**Data extract:**

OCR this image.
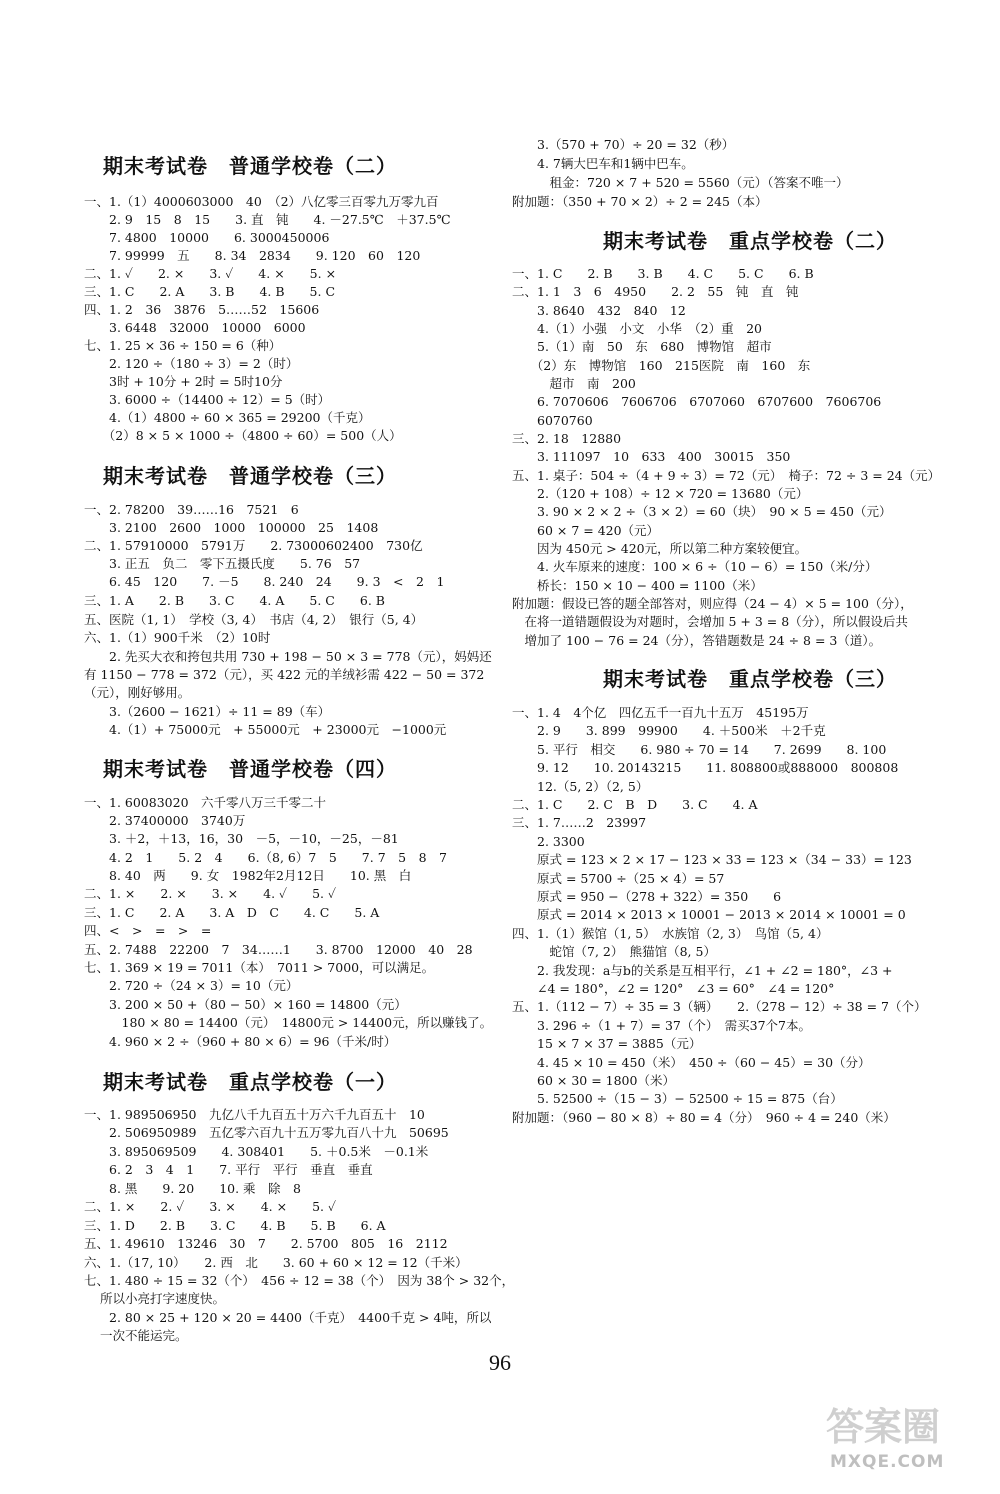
期末考试卷　普通学校卷（二）
一、1.（1）4000603000　40　（2）八亿零三百零九万零九百
　　2. 9　15　8　15　　3. 直　钝　　4. －27.5℃　＋37.5℃
　　7. 4800　10000　　6. 3000450006
　　7. 99999　五　　8. 34　2834　　9. 120　60　120
二、1. ✓　　2. ×　　3. ✓　　4. ×　　5. ×
三、1. C　　2. A　　3. B　　4. B　　5. C
四、1. 2　36　3876　5……52　15606
　　3. 6448　32000　10000　6000
七、1. 25 × 36 ÷ 150 = 6（种）
　　2. 120 ÷（180 ÷ 3）= 2（时）
　　3时 + 10分 + 2时 = 5时10分
　　3. 6000 ÷（14400 ÷ 12）= 5（时）
　　4.（1）4800 ÷ 60 × 365 = 29200（千克）
　　（2）8 × 5 × 1000 ÷（4800 ÷ 60）= 500（人）
期末考试卷　普通学校卷（三）
一、2. 78200　39……16　7521　6
　　3. 2100　2600　1000　100000　25　1408
二、1. 57910000　5791万　　2. 73000602400　730亿
　　3. 正五　负二　零下五摄氏度　　5. 76　57
　　6. 45　120　　7. －5　　8. 240　24　　9. 3　<　2　1
三、1. A　　2. B　　3. C　　4. A　　5. C　　6. B
五、医院（1, 1）　学校（3, 4）　书店（4, 2）　银行（5, 4）
六、1.（1）900千米　（2）10时
　　2. 先买大衣和挎包共用 730 + 198 − 50 × 3 = 778（元），妈妈还
有 1150 − 778 = 372（元），买 422 元的羊绒衫需 422 − 50 = 372
（元），刚好够用。
　　3.（2600 − 1621）÷ 11 = 89（车）
　　4.（1）+ 75000元　+ 55000元　+ 23000元　−1000元
期末考试卷　普通学校卷（四）
一、1. 60083020　六千零八万三千零二十
　　2. 37400000　3740万
　　3. ＋2，＋13，16，30　－5，－10，－25，－81
　　4. 2　1　　5. 2　4　　6.（8, 6）7　5　　7. 7　5　8　7
　　8. 40　两　　9. 女　1982年2月12日　　10. 黑　白
二、1. ×　　2. ×　　3. ×　　4. ✓　　5. ✓
三、1. C　　2. A　　3. A　D　C　　4. C　　5. A
四、<　>　=　>　=
五、2. 7488　22200　7　34……1　　3. 8700　12000　40　28
七、1. 369 × 19 = 7011（本）　7011 > 7000，可以满足。
　　2. 720 ÷（24 × 3）= 10（元）
　　3. 200 × 50 +（80 − 50）× 160 = 14800（元）
　　　180 × 80 = 14400（元）　14800元 > 14400元，所以赚钱了。
　　4. 960 × 2 ÷（960 + 80 × 6）= 96（千米/时）
期末考试卷　重点学校卷（一）
一、1. 989506950　九亿八千九百五十万六千九百五十　10
　　2. 506950989　五亿零六百九十五万零九百八十九　50695
　　3. 895069509　　4. 308401　　5. ＋0.5米　－0.1米
　　6. 2　3　4　1　　7. 平行　平行　垂直　垂直
　　8. 黑　　9. 20　　10. 乘　除　8
二、1. ×　　2. ✓　　3. ×　　4. ×　　5. ✓
三、1. D　　2. B　　3. C　　4. B　　5. B　　6. A
五、1. 49610　13246　30　7　　2. 5700　805　16　2112
六、1.（17, 10）　　2. 西　北　　3. 60 + 60 × 12 = 12（千米）
七、1. 480 ÷ 15 = 32（个）　456 ÷ 12 = 38（个）　因为 38个 > 32个，
所以小亮打字速度快。
　　2. 80 × 25 + 120 × 20 = 4400（千克）　4400千克 > 4吨，所以
一次不能运完。
　　3.（570 + 70）÷ 20 = 32（秒）
　　4. 7辆大巴车和1辆中巴车。
　　　租金：720 × 7 + 520 = 5560（元）（答案不唯一）
附加题：（350 + 70 × 2）÷ 2 = 245（本）
期末考试卷　重点学校卷（二）
一、1. C　　2. B　　3. B　　4. C　　5. C　　6. B
二、1. 1　3　6　4950　　2. 2　55　钝　直　钝
　　3. 8640　432　840　12
　　4.（1）小强　小文　小华　（2）重　20
　　5.（1）南　50　东　680　博物馆　超市
　　（2）东　博物馆　160　215医院　南　160　东
　　　超市　南　200
　　6. 7070606　7606706　6707060　6707600　7606706
　　6070760
三、2. 18　12880
　　3. 111097　10　633　400　30015　350
五、1. 桌子：504 ÷（4 + 9 ÷ 3）= 72（元）　椅子：72 ÷ 3 = 24（元）
　　2.（120 + 108）÷ 12 × 720 = 13680（元）
　　3. 90 × 2 × 2 ÷（3 × 2）= 60（块）　90 × 5 = 450（元）
　　60 × 7 = 420（元）
　　因为 450元 > 420元，所以第二种方案较便宜。
　　4. 火车原来的速度：100 × 6 ÷（10 − 6）= 150（米/分）
　　桥长：150 × 10 − 400 = 1100（米）
附加题：假设已答的题全部答对，则应得（24 − 4）× 5 = 100（分），
　在将一道错题假设为对题时，会增加 5 + 3 = 8（分），所以假设后共
　增加了 100 − 76 = 24（分），答错题数是 24 ÷ 8 = 3（道）。
期末考试卷　重点学校卷（三）
一、1. 4　4个亿　四亿五千一百九十五万　45195万
　　2. 9　　3. 899　99900　　4. ＋500米　＋2千克
　　5. 平行　相交　　6. 980 ÷ 70 = 14　　7. 2699　　8. 100
　　9. 12　　10. 20143215　　11. 808800或888000　800808
　　12.（5, 2）（2, 5）
二、1. C　　2. C　B　D　　3. C　　4. A
三、1. 7……2　23997
　　2. 3300
　　原式 = 123 × 2 × 17 − 123 × 33 = 123 ×（34 − 33）= 123
　　原式 = 5700 ÷（25 × 4）= 57
　　原式 = 950 −（278 + 322）= 350　　6
　　原式 = 2014 × 2013 × 10001 − 2013 × 2014 × 10001 = 0
四、1.（1）猴馆（1, 5）　水族馆（2, 3）　鸟馆（5, 4）
　　　蛇馆（7, 2）　熊猫馆（8, 5）
　　2. 我发现：a与b的关系是互相平行，∠1 + ∠2 = 180°，∠3 +
　　∠4 = 180°，∠2 = 120°　∠3 = 60°　∠4 = 120°
五、1.（112 − 7）÷ 35 = 3（辆）　　2.（278 − 12）÷ 38 = 7（个）
　　3. 296 ÷（1 + 7）= 37（个）　需买37个7本。
　　15 × 7 × 37 = 3885（元）
　　4. 45 × 10 = 450（米）　450 ÷（60 − 45）= 30（分）
　　60 × 30 = 1800（米）
　　5. 52500 ÷（15 − 3）− 52500 ÷ 15 = 875（台）
附加题：（960 − 80 × 8）÷ 80 = 4（分）　960 ÷ 4 = 240（米）
96
答案圈
MXQE.COM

**Objective:** Copy the records above exactly, omitting every picture.

**Correct response:**
OCR this image.
期末考试卷　普通学校卷（二）
一、1.（1）4000603000　40　（2）八亿零三百零九万零九百
　　2. 9　15　8　15　　3. 直　钝　　4. －27.5℃　＋37.5℃
　　7. 4800　10000　　6. 3000450006
　　7. 99999　五　　8. 34　2834　　9. 120　60　120
二、1. ✓　　2. ×　　3. ✓　　4. ×　　5. ×
三、1. C　　2. A　　3. B　　4. B　　5. C
四、1. 2　36　3876　5……52　15606
　　3. 6448　32000　10000　6000
七、1. 25 × 36 ÷ 150 = 6（种）
　　2. 120 ÷（180 ÷ 3）= 2（时）
　　3时 + 10分 + 2时 = 5时10分
　　3. 6000 ÷（14400 ÷ 12）= 5（时）
　　4.（1）4800 ÷ 60 × 365 = 29200（千克）
　　（2）8 × 5 × 1000 ÷（4800 ÷ 60）= 500（人）
期末考试卷　普通学校卷（三）
一、2. 78200　39……16　7521　6
　　3. 2100　2600　1000　100000　25　1408
二、1. 57910000　5791万　　2. 73000602400　730亿
　　3. 正五　负二　零下五摄氏度　　5. 76　57
　　6. 45　120　　7. －5　　8. 240　24　　9. 3　<　2　1
三、1. A　　2. B　　3. C　　4. A　　5. C　　6. B
五、医院（1, 1）　学校（3, 4）　书店（4, 2）　银行（5, 4）
六、1.（1）900千米　（2）10时
　　2. 先买大衣和挎包共用 730 + 198 − 50 × 3 = 778（元），妈妈还
有 1150 − 778 = 372（元），买 422 元的羊绒衫需 422 − 50 = 372
（元），刚好够用。
　　3.（2600 − 1621）÷ 11 = 89（车）
　　4.（1）+ 75000元　+ 55000元　+ 23000元　−1000元
期末考试卷　普通学校卷（四）
一、1. 60083020　六千零八万三千零二十
　　2. 37400000　3740万
　　3. ＋2，＋13，16，30　－5，－10，－25，－81
　　4. 2　1　　5. 2　4　　6.（8, 6）7　5　　7. 7　5　8　7
　　8. 40　两　　9. 女　1982年2月12日　　10. 黑　白
二、1. ×　　2. ×　　3. ×　　4. ✓　　5. ✓
三、1. C　　2. A　　3. A　D　C　　4. C　　5. A
四、<　>　=　>　=
五、2. 7488　22200　7　34……1　　3. 8700　12000　40　28
七、1. 369 × 19 = 7011（本）　7011 > 7000，可以满足。
　　2. 720 ÷（24 × 3）= 10（元）
　　3. 200 × 50 +（80 − 50）× 160 = 14800（元）
　　　180 × 80 = 14400（元）　14800元 > 14400元，所以赚钱了。
　　4. 960 × 2 ÷（960 + 80 × 6）= 96（千米/时）
期末考试卷　重点学校卷（一）
一、1. 989506950　九亿八千九百五十万六千九百五十　10
　　2. 506950989　五亿零六百九十五万零九百八十九　50695
　　3. 895069509　　4. 308401　　5. ＋0.5米　－0.1米
　　6. 2　3　4　1　　7. 平行　平行　垂直　垂直
　　8. 黑　　9. 20　　10. 乘　除　8
二、1. ×　　2. ✓　　3. ×　　4. ×　　5. ✓
三、1. D　　2. B　　3. C　　4. B　　5. B　　6. A
五、1. 49610　13246　30　7　　2. 5700　805　16　2112
六、1.（17, 10）　　2. 西　北　　3. 60 + 60 × 12 = 12（千米）
七、1. 480 ÷ 15 = 32（个）　456 ÷ 12 = 38（个）　因为 38个 > 32个，
所以小亮打字速度快。
　　2. 80 × 25 + 120 × 20 = 4400（千克）　4400千克 > 4吨，所以
一次不能运完。
　　3.（570 + 70）÷ 20 = 32（秒）
　　4. 7辆大巴车和1辆中巴车。
　　　租金：720 × 7 + 520 = 5560（元）（答案不唯一）
附加题：（350 + 70 × 2）÷ 2 = 245（本）
期末考试卷　重点学校卷（二）
一、1. C　　2. B　　3. B　　4. C　　5. C　　6. B
二、1. 1　3　6　4950　　2. 2　55　钝　直　钝
　　3. 8640　432　840　12
　　4.（1）小强　小文　小华　（2）重　20
　　5.（1）南　50　东　680　博物馆　超市
　　（2）东　博物馆　160　215医院　南　160　东
　　　超市　南　200
　　6. 7070606　7606706　6707060　6707600　7606706
　　6070760
三、2. 18　12880
　　3. 111097　10　633　400　30015　350
五、1. 桌子：504 ÷（4 + 9 ÷ 3）= 72（元）　椅子：72 ÷ 3 = 24（元）
　　2.（120 + 108）÷ 12 × 720 = 13680（元）
　　3. 90 × 2 × 2 ÷（3 × 2）= 60（块）　90 × 5 = 450（元）
　　60 × 7 = 420（元）
　　因为 450元 > 420元，所以第二种方案较便宜。
　　4. 火车原来的速度：100 × 6 ÷（10 − 6）= 150（米/分）
　　桥长：150 × 10 − 400 = 1100（米）
附加题：假设已答的题全部答对，则应得（24 − 4）× 5 = 100（分），
　在将一道错题假设为对题时，会增加 5 + 3 = 8（分），所以假设后共
　增加了 100 − 76 = 24（分），答错题数是 24 ÷ 8 = 3（道）。
期末考试卷　重点学校卷（三）
一、1. 4　4个亿　四亿五千一百九十五万　45195万
　　2. 9　　3. 899　99900　　4. ＋500米　＋2千克
　　5. 平行　相交　　6. 980 ÷ 70 = 14　　7. 2699　　8. 100
　　9. 12　　10. 20143215　　11. 808800或888000　800808
　　12.（5, 2）（2, 5）
二、1. C　　2. C　B　D　　3. C　　4. A
三、1. 7……2　23997
　　2. 3300
　　原式 = 123 × 2 × 17 − 123 × 33 = 123 ×（34 − 33）= 123
　　原式 = 5700 ÷（25 × 4）= 57
　　原式 = 950 −（278 + 322）= 350　　6
　　原式 = 2014 × 2013 × 10001 − 2013 × 2014 × 10001 = 0
四、1.（1）猴馆（1, 5）　水族馆（2, 3）　鸟馆（5, 4）
　　　蛇馆（7, 2）　熊猫馆（8, 5）
　　2. 我发现：a与b的关系是互相平行，∠1 + ∠2 = 180°，∠3 +
　　∠4 = 180°，∠2 = 120°　∠3 = 60°　∠4 = 120°
五、1.（112 − 7）÷ 35 = 3（辆）　　2.（278 − 12）÷ 38 = 7（个）
　　3. 296 ÷（1 + 7）= 37（个）　需买37个7本。
　　15 × 7 × 37 = 3885（元）
　　4. 45 × 10 = 450（米）　450 ÷（60 − 45）= 30（分）
　　60 × 30 = 1800（米）
　　5. 52500 ÷（15 − 3）− 52500 ÷ 15 = 875（台）
附加题：（960 − 80 × 8）÷ 80 = 4（分）　960 ÷ 4 = 240（米）
96
答案圈
MXQE.COM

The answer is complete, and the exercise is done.